Monday, March 31, 2014

Pedigree of John Goien in medieval Amesbury, Wiltshire

Pedigree of John Goien in medieval Amesbury, Wiltshire

Niall C.E.J. O’Brien

An undated document, written in English, from the end of the fifteenth century gives the pedigree of John Goien. The document says that John Goien had two children: Robert and Christine. Robert Goien died without issue and Christine married John Saucer and was the mother of Robert and Thomas. Robert Saucer married Alice Lytelcot and had issue Isabella, Anne and Joan.

Isabella Saucer married Walter Messenger and had issue: John Messenger, a priest and Ede Messenger who died without issue. Anne Saucer married Thomas Hobbes of West Amesbury while Joan Saucer married Geoffrey Rolfe and died without issue. Anne and Thomas Hobbes I had a son called Thomas Hobbes II who was living at the end of the fifteenth century.[1]

This article sets out to find further information on these people and thus bring them back to life for a modern generation.

The early generations

The manor of West Amesbury was held around 1242 by Patrick de Montfort from Patrick, Earl of Salisbury. By sale, purchase and inheritance the manor came to James and Elizabeth Dawbeney in around 1510.[2] John Goien lived in the area of Great Amesbury and West Amesbury in the second half of the thirteenth century. We don’t know if he ever visited the ancient monument of Stonehenge which lies in the parish of Amesbury. What impact the death of Queen Eleanor of Province on 24/25 June 1291 had on John Goien is equally unknown.
....................
§ **Given problem A**
In the pedigree article, whom did Christine Goien marry?
The listing that follows has no connection to the pedigree article above.
....................
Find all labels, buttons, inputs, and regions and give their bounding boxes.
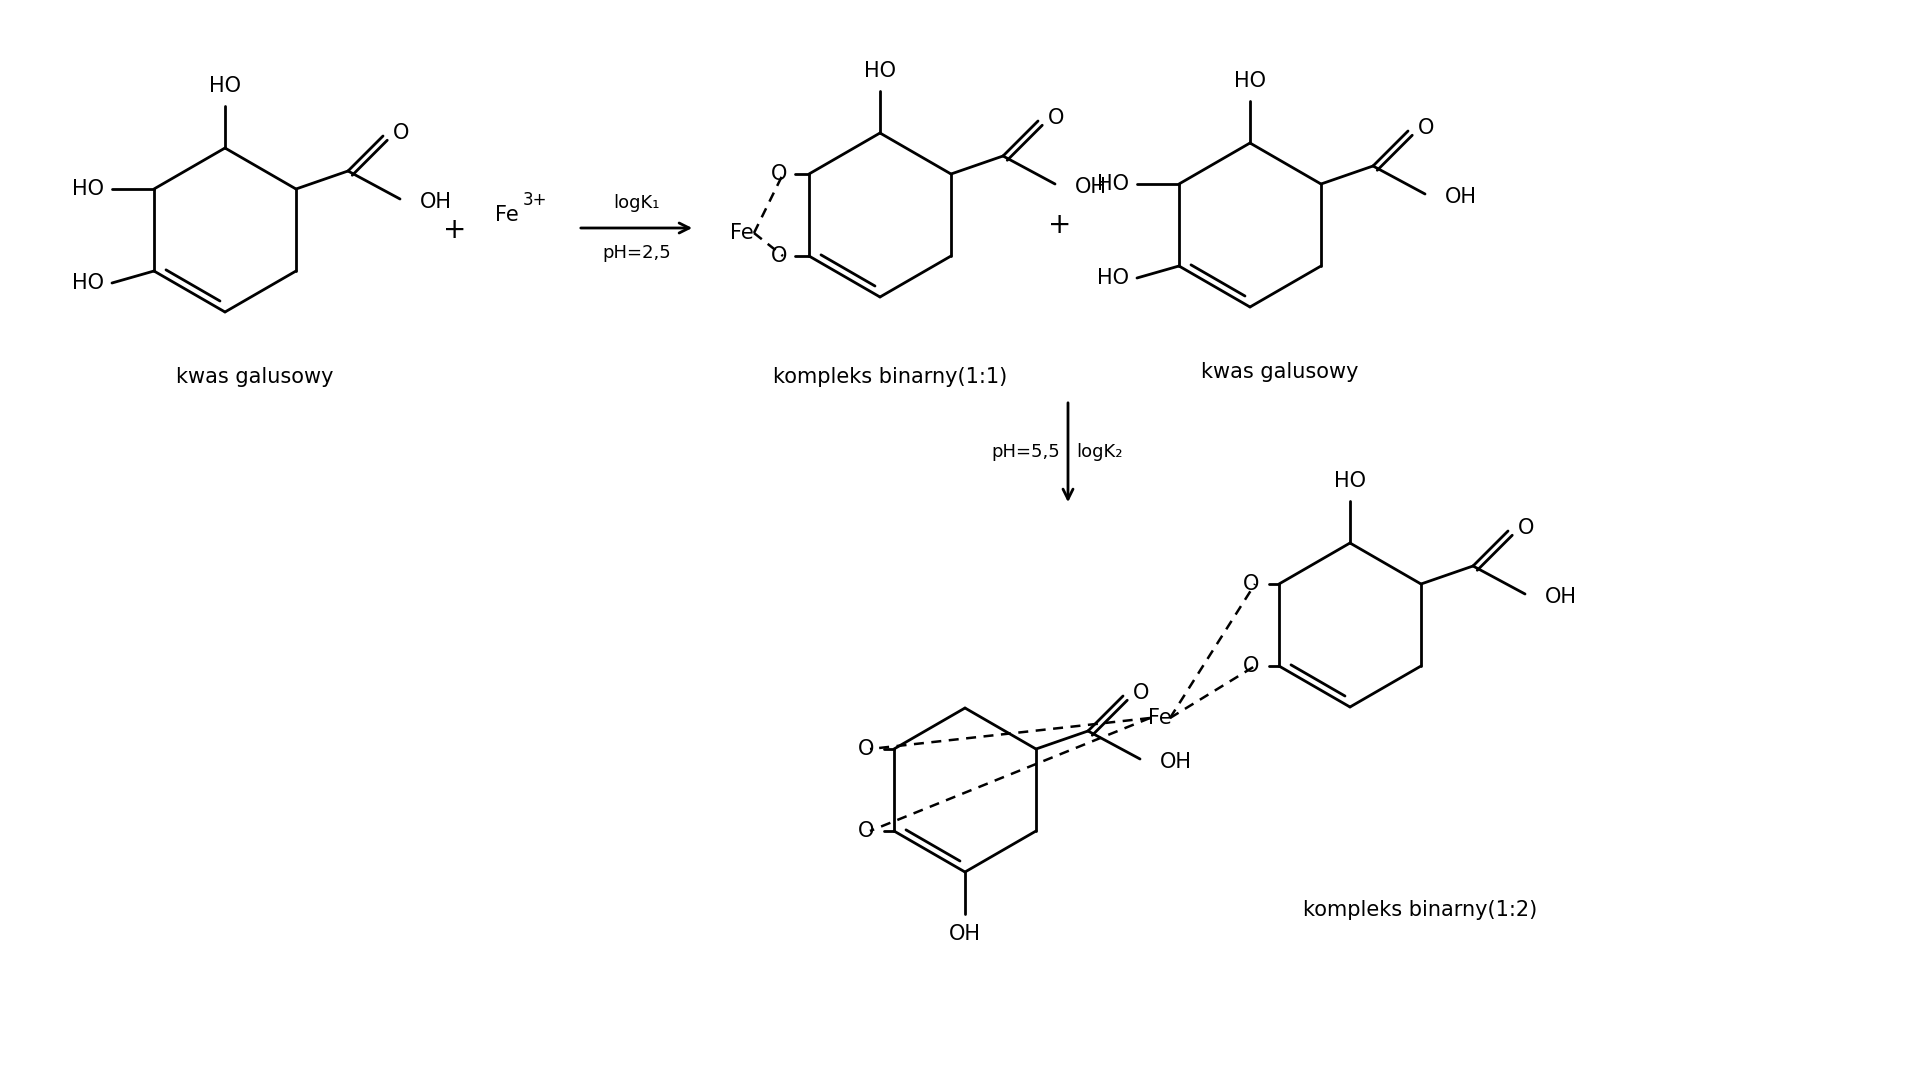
Text: Fe: Fe	[495, 205, 518, 225]
Text: OH: OH	[1075, 177, 1108, 197]
Text: O: O	[858, 821, 874, 842]
Text: HO: HO	[1334, 471, 1365, 491]
Text: O: O	[770, 245, 787, 266]
Text: HO: HO	[209, 76, 242, 96]
Text: OH: OH	[1546, 587, 1576, 607]
Text: kwas galusowy: kwas galusowy	[177, 367, 334, 387]
Text: HO: HO	[71, 273, 104, 293]
Text: pH=5,5: pH=5,5	[991, 443, 1060, 461]
Text: OH: OH	[420, 192, 451, 212]
Text: O: O	[1242, 656, 1260, 676]
Text: OH: OH	[948, 924, 981, 944]
Text: OH: OH	[1446, 187, 1476, 207]
Text: kwas galusowy: kwas galusowy	[1202, 362, 1359, 382]
Text: O: O	[1419, 118, 1434, 138]
Text: HO: HO	[1096, 268, 1129, 288]
Text: O: O	[394, 123, 409, 143]
Text: pH=2,5: pH=2,5	[603, 244, 670, 262]
Text: HO: HO	[864, 61, 897, 81]
Text: +: +	[1048, 211, 1071, 239]
Text: kompleks binarny(1:2): kompleks binarny(1:2)	[1304, 900, 1538, 920]
Text: logK₁: logK₁	[612, 194, 660, 212]
Text: Fe: Fe	[1148, 708, 1171, 728]
Text: O: O	[1048, 108, 1064, 128]
Text: +: +	[444, 215, 467, 244]
Text: O: O	[1242, 574, 1260, 594]
Text: O: O	[1519, 518, 1534, 538]
Text: O: O	[858, 739, 874, 759]
Text: Fe: Fe	[730, 223, 755, 243]
Text: O: O	[1133, 683, 1150, 703]
Text: O: O	[770, 164, 787, 184]
Text: HO: HO	[1096, 174, 1129, 194]
Text: OH: OH	[1160, 751, 1192, 772]
Text: logK₂: logK₂	[1075, 443, 1123, 461]
Text: HO: HO	[71, 179, 104, 199]
Text: 3+: 3+	[522, 191, 547, 209]
Text: HO: HO	[1235, 71, 1265, 91]
Text: kompleks binarny(1:1): kompleks binarny(1:1)	[774, 367, 1008, 387]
....................
§ **Given problem B**
Rewrite the lines of the listing as a Markdown table with the columns "No." and "Entry", leaving out blank lines. Start at the line containing "205, 518, 225]" and end at the line containing "924, 981, 944]", with both of those lines included.

§ **Final result A**
She married John Saucer.

§ **Final result B**
| No. | Entry |
|---|---|
| 1 | Text: Fe: Fe	[495, 205, 518, 225] |
| 2 | Text: OH: OH	[1075, 177, 1108, 197] |
| 3 | Text: O: O	[858, 821, 874, 842] |
| 4 | Text: HO: HO	[1334, 471, 1365, 491] |
| 5 | Text: O: O	[770, 245, 787, 266] |
| 6 | Text: HO: HO	[209, 76, 242, 96] |
| 7 | Text: OH: OH	[1546, 587, 1576, 607] |
| 8 | Text: kwas galusowy: kwas galusowy	[177, 367, 334, 387] |
| 9 | Text: HO: HO	[71, 273, 104, 293] |
| 10 | Text: pH=5,5: pH=5,5	[991, 443, 1060, 461] |
| 11 | Text: OH: OH	[420, 192, 451, 212] |
| 12 | Text: O: O	[1242, 656, 1260, 676] |
| 13 | Text: OH: OH	[948, 924, 981, 944] |